• [INPUT ROWS]

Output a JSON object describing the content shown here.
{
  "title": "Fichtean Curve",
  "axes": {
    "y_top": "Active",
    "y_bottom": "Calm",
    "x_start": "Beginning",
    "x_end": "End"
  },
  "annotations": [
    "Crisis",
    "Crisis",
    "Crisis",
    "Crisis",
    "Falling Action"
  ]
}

• [EXERCISE REQUIREMENTS]
Copy out every entry again, exactly as it was given.

• [RESULT FOR THIS TASK]
Output a JSON object describing the content shown here.
{
  "title": "Fichtean Curve",
  "axes": {
    "y_top": "Active",
    "y_bottom": "Calm",
    "x_start": "Beginning",
    "x_end": "End"
  },
  "annotations": [
    "Crisis",
    "Crisis",
    "Crisis",
    "Crisis",
    "Falling Action"
  ]
}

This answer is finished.